Find every line of the listing below where "priced" appears, and copy it.

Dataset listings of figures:
* START *

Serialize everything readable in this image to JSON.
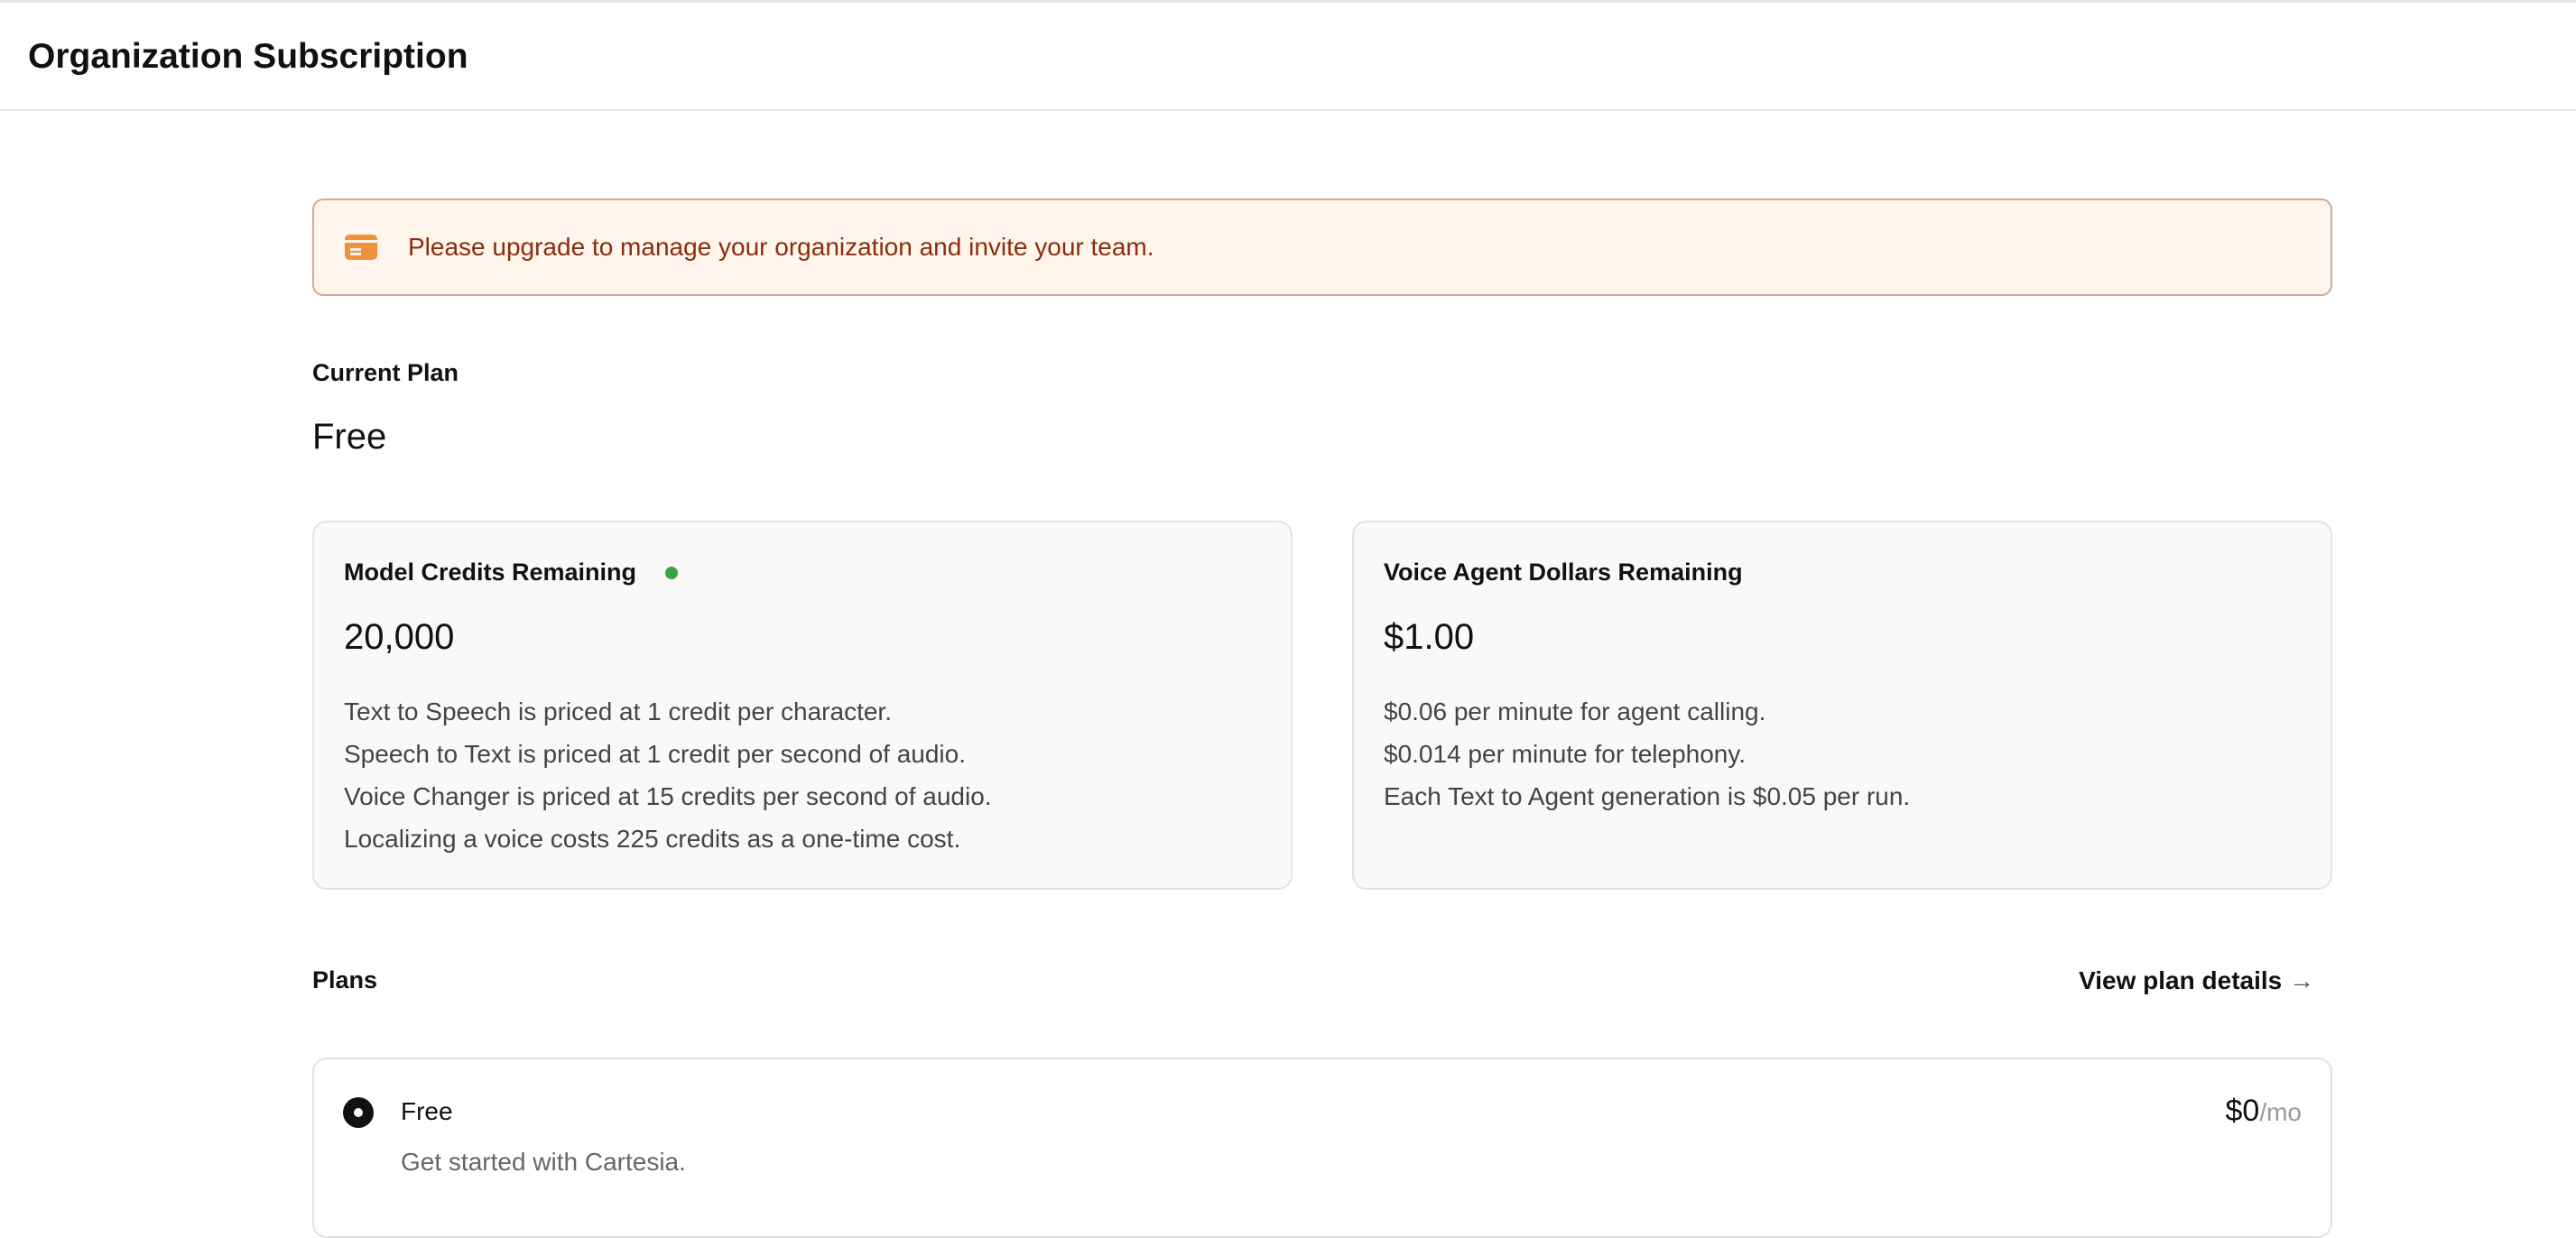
{
  "header": {
    "title": "Organization Subscription"
  },
  "banner": {
    "icon": "credit-card-icon",
    "message": "Please upgrade to manage your organization and invite your team.",
    "accent": "#f0923a"
  },
  "current_plan": {
    "label": "Current Plan",
    "value": "Free"
  },
  "cards": [
    {
      "title": "Model Credits Remaining",
      "status_color": "#3aa34a",
      "value": "20,000",
      "lines": [
        "Text to Speech is priced at 1 credit per character.",
        "Speech to Text is priced at 1 credit per second of audio.",
        "Voice Changer is priced at 15 credits per second of audio.",
        "Localizing a voice costs 225 credits as a one-time cost."
      ]
    },
    {
      "title": "Voice Agent Dollars Remaining",
      "value": "$1.00",
      "lines": [
        "$0.06 per minute for agent calling.",
        "$0.014 per minute for telephony.",
        "Each Text to Agent generation is $0.05 per run."
      ]
    }
  ],
  "plans": {
    "label": "Plans",
    "view_details": "View plan details",
    "items": [
      {
        "name": "Free",
        "description": "Get started with Cartesia.",
        "price": "$0",
        "period": "/mo",
        "selected": true
      }
    ]
  }
}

* END *

*TASK OUTPUT:*
        "Text to Speech is priced at 1 credit per character.",
        "Speech to Text is priced at 1 credit per second of audio.",
        "Voice Changer is priced at 15 credits per second of audio.",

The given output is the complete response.